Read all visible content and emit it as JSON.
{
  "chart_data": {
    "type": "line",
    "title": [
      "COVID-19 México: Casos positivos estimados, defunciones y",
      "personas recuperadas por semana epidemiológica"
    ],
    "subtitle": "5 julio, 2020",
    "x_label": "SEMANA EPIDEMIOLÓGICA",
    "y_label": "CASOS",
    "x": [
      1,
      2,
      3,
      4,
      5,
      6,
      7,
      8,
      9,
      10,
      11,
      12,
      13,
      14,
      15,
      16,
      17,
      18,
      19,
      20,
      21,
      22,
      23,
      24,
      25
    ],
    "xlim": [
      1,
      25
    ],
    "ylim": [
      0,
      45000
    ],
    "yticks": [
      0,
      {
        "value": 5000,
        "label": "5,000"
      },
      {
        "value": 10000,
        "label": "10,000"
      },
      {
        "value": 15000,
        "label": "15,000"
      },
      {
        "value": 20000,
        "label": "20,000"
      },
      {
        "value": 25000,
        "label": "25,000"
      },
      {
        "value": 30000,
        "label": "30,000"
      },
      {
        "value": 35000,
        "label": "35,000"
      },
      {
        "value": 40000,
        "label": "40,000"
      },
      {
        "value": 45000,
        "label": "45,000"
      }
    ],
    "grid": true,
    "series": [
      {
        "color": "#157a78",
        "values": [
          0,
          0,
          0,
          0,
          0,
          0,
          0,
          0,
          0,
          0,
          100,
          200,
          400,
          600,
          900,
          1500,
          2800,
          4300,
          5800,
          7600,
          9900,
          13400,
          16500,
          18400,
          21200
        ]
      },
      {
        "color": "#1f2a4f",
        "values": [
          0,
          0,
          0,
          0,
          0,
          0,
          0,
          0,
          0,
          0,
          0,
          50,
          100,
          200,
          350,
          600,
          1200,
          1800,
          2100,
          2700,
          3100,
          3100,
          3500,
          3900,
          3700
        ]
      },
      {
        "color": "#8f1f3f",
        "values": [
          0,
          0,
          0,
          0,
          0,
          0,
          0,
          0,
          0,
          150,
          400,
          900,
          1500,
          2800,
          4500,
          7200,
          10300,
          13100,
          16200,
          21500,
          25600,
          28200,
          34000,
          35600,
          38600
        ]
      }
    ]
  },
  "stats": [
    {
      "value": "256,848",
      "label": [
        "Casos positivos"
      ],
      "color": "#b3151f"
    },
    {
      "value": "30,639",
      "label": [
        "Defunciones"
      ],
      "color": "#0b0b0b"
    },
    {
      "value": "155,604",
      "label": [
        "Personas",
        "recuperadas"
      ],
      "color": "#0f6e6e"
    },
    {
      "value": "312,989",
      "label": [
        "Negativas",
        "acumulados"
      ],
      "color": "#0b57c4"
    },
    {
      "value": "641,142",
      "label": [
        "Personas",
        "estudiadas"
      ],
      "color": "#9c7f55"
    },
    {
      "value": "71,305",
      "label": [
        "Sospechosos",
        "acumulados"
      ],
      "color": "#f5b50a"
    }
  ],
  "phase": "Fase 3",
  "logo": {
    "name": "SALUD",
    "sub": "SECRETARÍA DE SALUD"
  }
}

++++++

* Brief
Without leaving anything out, quote all the data.

* Answer to this problem
Read all visible content and emit it as JSON.
{
  "chart_data": {
    "type": "line",
    "title": [
      "COVID-19 México: Casos positivos estimados, defunciones y",
      "personas recuperadas por semana epidemiológica"
    ],
    "subtitle": "5 julio, 2020",
    "x_label": "SEMANA EPIDEMIOLÓGICA",
    "y_label": "CASOS",
    "x": [
      1,
      2,
      3,
      4,
      5,
      6,
      7,
      8,
      9,
      10,
      11,
      12,
      13,
      14,
      15,
      16,
      17,
      18,
      19,
      20,
      21,
      22,
      23,
      24,
      25
    ],
    "xlim": [
      1,
      25
    ],
    "ylim": [
      0,
      45000
    ],
    "yticks": [
      0,
      {
        "value": 5000,
        "label": "5,000"
      },
      {
        "value": 10000,
        "label": "10,000"
      },
      {
        "value": 15000,
        "label": "15,000"
      },
      {
        "value": 20000,
        "label": "20,000"
      },
      {
        "value": 25000,
        "label": "25,000"
      },
      {
        "value": 30000,
        "label": "30,000"
      },
      {
        "value": 35000,
        "label": "35,000"
      },
      {
        "value": 40000,
        "label": "40,000"
      },
      {
        "value": 45000,
        "label": "45,000"
      }
    ],
    "grid": true,
    "series": [
      {
        "color": "#157a78",
        "values": [
          0,
          0,
          0,
          0,
          0,
          0,
          0,
          0,
          0,
          0,
          100,
          200,
          400,
          600,
          900,
          1500,
          2800,
          4300,
          5800,
          7600,
          9900,
          13400,
          16500,
          18400,
          21200
        ]
      },
      {
        "color": "#1f2a4f",
        "values": [
          0,
          0,
          0,
          0,
          0,
          0,
          0,
          0,
          0,
          0,
          0,
          50,
          100,
          200,
          350,
          600,
          1200,
          1800,
          2100,
          2700,
          3100,
          3100,
          3500,
          3900,
          3700
        ]
      },
      {
        "color": "#8f1f3f",
        "values": [
          0,
          0,
          0,
          0,
          0,
          0,
          0,
          0,
          0,
          150,
          400,
          900,
          1500,
          2800,
          4500,
          7200,
          10300,
          13100,
          16200,
          21500,
          25600,
          28200,
          34000,
          35600,
          38600
        ]
      }
    ]
  },
  "stats": [
    {
      "value": "256,848",
      "label": [
        "Casos positivos"
      ],
      "color": "#b3151f"
    },
    {
      "value": "30,639",
      "label": [
        "Defunciones"
      ],
      "color": "#0b0b0b"
    },
    {
      "value": "155,604",
      "label": [
        "Personas",
        "recuperadas"
      ],
      "color": "#0f6e6e"
    },
    {
      "value": "312,989",
      "label": [
        "Negativas",
        "acumulados"
      ],
      "color": "#0b57c4"
    },
    {
      "value": "641,142",
      "label": [
        "Personas",
        "estudiadas"
      ],
      "color": "#9c7f55"
    },
    {
      "value": "71,305",
      "label": [
        "Sospechosos",
        "acumulados"
      ],
      "color": "#f5b50a"
    }
  ],
  "phase": "Fase 3",
  "logo": {
    "name": "SALUD",
    "sub": "SECRETARÍA DE SALUD"
  }
}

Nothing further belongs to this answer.